MATERIAL FOR THE TASK:
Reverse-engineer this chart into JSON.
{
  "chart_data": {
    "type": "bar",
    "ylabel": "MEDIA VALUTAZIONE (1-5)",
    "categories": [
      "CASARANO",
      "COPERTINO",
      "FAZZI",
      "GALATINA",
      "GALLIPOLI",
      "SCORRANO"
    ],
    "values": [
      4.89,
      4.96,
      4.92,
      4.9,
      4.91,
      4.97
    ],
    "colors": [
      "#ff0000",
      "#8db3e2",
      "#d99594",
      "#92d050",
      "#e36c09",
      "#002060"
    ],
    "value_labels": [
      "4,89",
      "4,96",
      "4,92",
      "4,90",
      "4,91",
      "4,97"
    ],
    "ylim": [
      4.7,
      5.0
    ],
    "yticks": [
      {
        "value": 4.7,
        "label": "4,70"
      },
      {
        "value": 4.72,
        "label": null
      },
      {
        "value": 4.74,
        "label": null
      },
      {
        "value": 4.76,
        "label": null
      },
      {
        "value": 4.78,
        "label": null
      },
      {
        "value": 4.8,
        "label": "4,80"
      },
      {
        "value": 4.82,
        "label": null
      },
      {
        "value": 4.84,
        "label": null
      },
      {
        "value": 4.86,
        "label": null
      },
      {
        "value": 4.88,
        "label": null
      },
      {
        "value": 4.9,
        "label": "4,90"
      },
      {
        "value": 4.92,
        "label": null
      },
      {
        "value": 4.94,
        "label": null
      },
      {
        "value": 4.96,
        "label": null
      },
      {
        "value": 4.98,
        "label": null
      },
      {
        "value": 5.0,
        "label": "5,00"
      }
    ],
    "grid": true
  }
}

DO THIS: Reproduce the records word for word.

THE COMPLETED TASK:
Reverse-engineer this chart into JSON.
{
  "chart_data": {
    "type": "bar",
    "ylabel": "MEDIA VALUTAZIONE (1-5)",
    "categories": [
      "CASARANO",
      "COPERTINO",
      "FAZZI",
      "GALATINA",
      "GALLIPOLI",
      "SCORRANO"
    ],
    "values": [
      4.89,
      4.96,
      4.92,
      4.9,
      4.91,
      4.97
    ],
    "colors": [
      "#ff0000",
      "#8db3e2",
      "#d99594",
      "#92d050",
      "#e36c09",
      "#002060"
    ],
    "value_labels": [
      "4,89",
      "4,96",
      "4,92",
      "4,90",
      "4,91",
      "4,97"
    ],
    "ylim": [
      4.7,
      5.0
    ],
    "yticks": [
      {
        "value": 4.7,
        "label": "4,70"
      },
      {
        "value": 4.72,
        "label": null
      },
      {
        "value": 4.74,
        "label": null
      },
      {
        "value": 4.76,
        "label": null
      },
      {
        "value": 4.78,
        "label": null
      },
      {
        "value": 4.8,
        "label": "4,80"
      },
      {
        "value": 4.82,
        "label": null
      },
      {
        "value": 4.84,
        "label": null
      },
      {
        "value": 4.86,
        "label": null
      },
      {
        "value": 4.88,
        "label": null
      },
      {
        "value": 4.9,
        "label": "4,90"
      },
      {
        "value": 4.92,
        "label": null
      },
      {
        "value": 4.94,
        "label": null
      },
      {
        "value": 4.96,
        "label": null
      },
      {
        "value": 4.98,
        "label": null
      },
      {
        "value": 5.0,
        "label": "5,00"
      }
    ],
    "grid": true
  }
}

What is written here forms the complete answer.